# Data lines
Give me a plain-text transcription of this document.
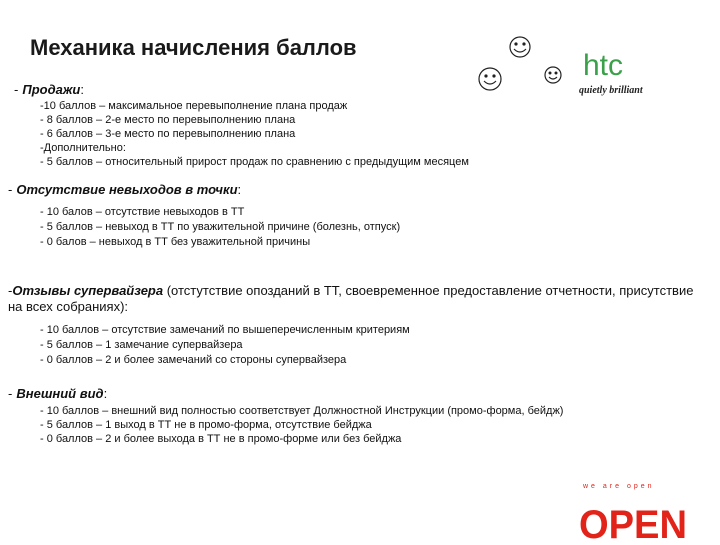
Механика начисления баллов
- Продажи:
-10 баллов – максимальное перевыполнение плана продаж
- 8 баллов – 2-е место по перевыполнению плана
- 6 баллов – 3-е место по перевыполнению плана
-Дополнительно:
- 5 баллов – относительный прирост продаж по сравнению с предыдущим месяцем
- Отсутствие невыходов в точки:
- 10 балов – отсутствие невыходов в ТТ
- 5 баллов – невыход в ТТ по уважительной причине (болезнь, отпуск)
- 0 балов – невыход в ТТ без уважительной причины
-Отзывы супервайзера (отстутствие опозданий в ТТ, своевременное предоставление отчетности, присутствие на всех собраниях):
- 10 баллов – отсутствие замечаний по вышеперечисленным критериям
- 5 баллов – 1 замечание супервайзера
- 0 баллов – 2 и более замечаний со стороны супервайзера
- Внешний вид:
- 10 баллов – внешний вид полностью соответствует Должностной Инструкции (промо-форма, бейдж)
- 5 баллов – 1 выход в ТТ не в промо-форма, отсутствие бейджа
- 0 баллов – 2 и более выхода в ТТ не в промо-форме или без бейджа
htc
quietly brilliant
we are open
OPEN
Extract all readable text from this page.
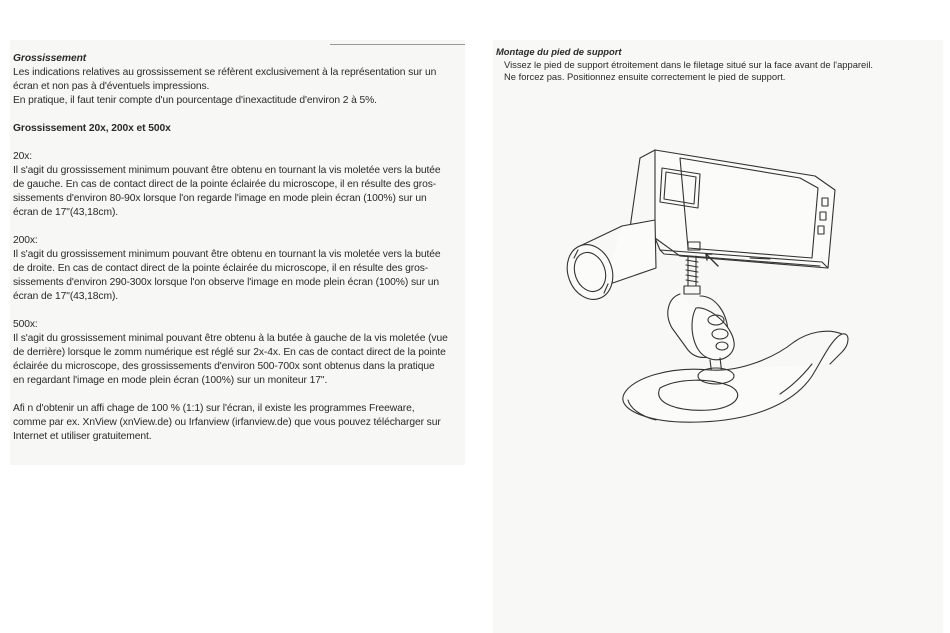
Grossissement

Les indications relatives au grossissement se réfèrent exclusivement à la représentation sur un

écran et non pas à d'éventuels impressions.

En pratique, il faut tenir compte d'un pourcentage d'inexactitude d'environ 2 à 5%.

Grossissement 20x, 200x et 500x

20x:

Il s'agit du grossissement minimum pouvant être obtenu en tournant la vis moletée vers la butée

de gauche. En cas de contact direct de la pointe éclairée du microscope, il en résulte des gros-

sissements d'environ 80-90x lorsque l'on regarde l'image en mode plein écran (100%) sur un

écran de 17"(43,18cm).

200x:

Il s'agit du grossissement minimum pouvant être obtenu en tournant la vis moletée vers la butée

de droite. En cas de contact direct de la pointe éclairée du microscope, il en résulte des gros-

sissements d'environ 290-300x lorsque l'on observe l'image en mode plein écran (100%) sur un

écran de 17"(43,18cm).

500x:

Il s'agit du grossissement minimal pouvant être obtenu à la butée à gauche de la vis moletée (vue

de derrière) lorsque le zomm numérique est réglé sur 2x-4x. En cas de contact direct de la pointe

éclairée du microscope, des grossissements d'environ 500-700x sont obtenus dans la pratique

en regardant l'image en mode plein écran (100%) sur un moniteur 17".

Afi n d'obtenir un affi chage de 100 % (1:1) sur l'écran, il existe les programmes Freeware,

comme par ex. XnView (xnView.de) ou Irfanview (irfanview.de) que vous pouvez télécharger sur

Internet et utiliser gratuitement.

Montage du pied de support

Vissez le pied de support étroitement dans le filetage situé sur la face avant de l'appareil.

Ne forcez pas. Positionnez ensuite correctement le pied de support.
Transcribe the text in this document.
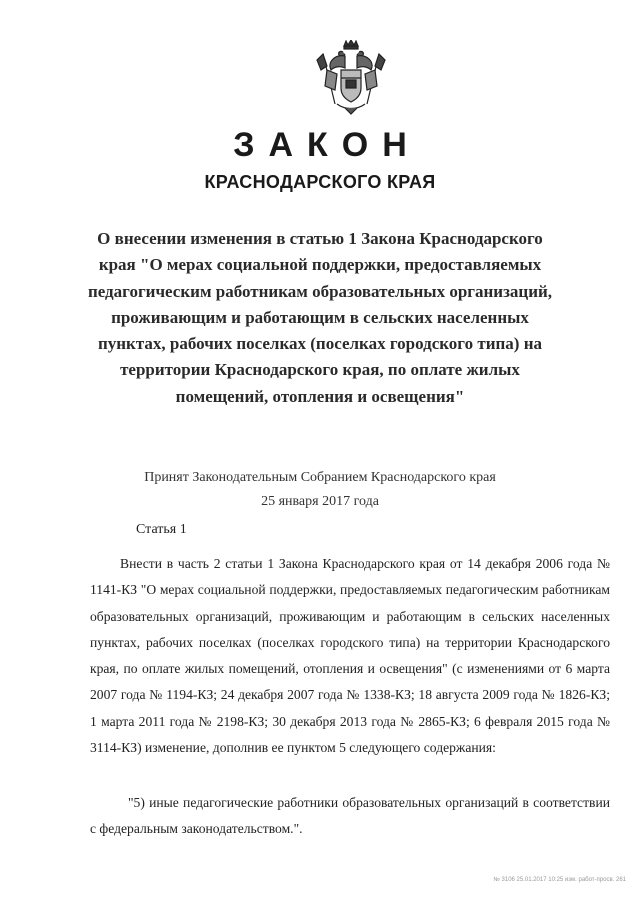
ЗАКОН
КРАСНОДАРСКОГО КРАЯ
О внесении изменения в статью 1 Закона Краснодарского края "О мерах социальной поддержки, предоставляемых педагогическим работникам образовательных организаций, проживающим и работающим в сельских населенных пунктах, рабочих поселках (поселках городского типа) на территории Краснодарского края, по оплате жилых помещений, отопления и освещения"
Принят Законодательным Собранием Краснодарского края
25 января 2017 года
Статья 1

Внести в часть 2 статьи 1 Закона Краснодарского края от 14 декабря 2006 года № 1141-КЗ "О мерах социальной поддержки, предоставляемых педагогическим работникам образовательных организаций, проживающим и работающим в сельских населенных пунктах, рабочих поселках (поселках городского типа) на территории Краснодарского края, по оплате жилых помещений, отопления и освещения" (с изменениями от 6 марта 2007 года № 1194-КЗ; 24 декабря 2007 года № 1338-КЗ; 18 августа 2009 года № 1826-КЗ; 1 марта 2011 года № 2198-КЗ; 30 декабря 2013 года № 2865-КЗ; 6 февраля 2015 года № 3114-КЗ) изменение, дополнив ее пунктом 5 следующего содержания:

"5) иные педагогические работники образовательных организаций в соответствии с федеральным законодательством.".

№ 3106 25.01.2017 10:25 изм. работ-просв. 261
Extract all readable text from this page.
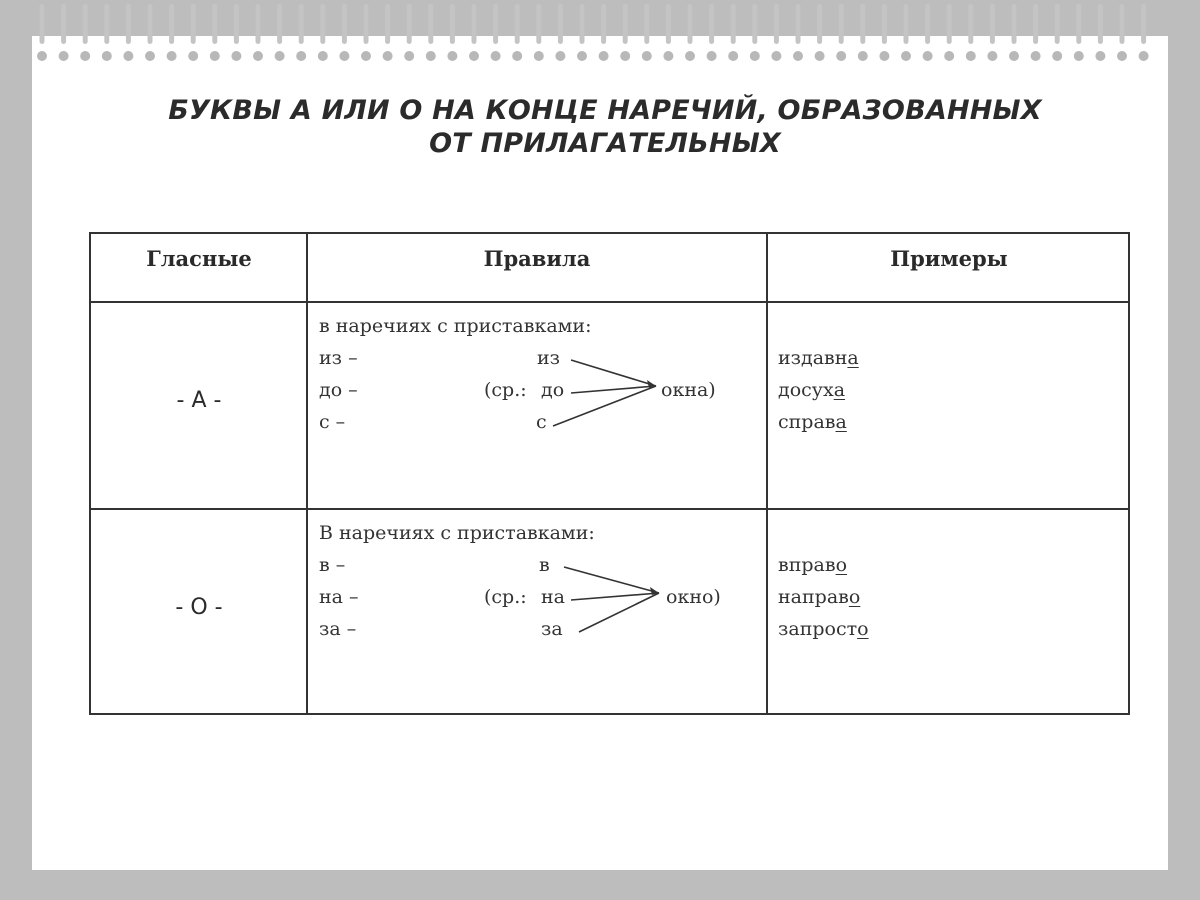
БУКВЫ А ИЛИ О НА КОНЦЕ НАРЕЧИЙ, ОБРАЗОВАННЫХ
ОТ ПРИЛАГАТЕЛЬНЫХ
Гласные	Правила	Примеры
- А -
в наречиях с приставками:
из –
до –
с –
(ср.:
из
до
с
окна)
издавна
досуха
справа
- О -
В наречиях с приставками:
в –
на –
за –
(ср.:
в
на
за
окно)
вправо
направо
запросто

# Your objective
Find the word "résulte" in the material, then list each line that holds it.

# Problem solution
de gauche. En cas de contact direct de la pointe éclairée du microscope, il en résulte des gros-
de droite. En cas de contact direct de la pointe éclairée du microscope, il en résulte des gros-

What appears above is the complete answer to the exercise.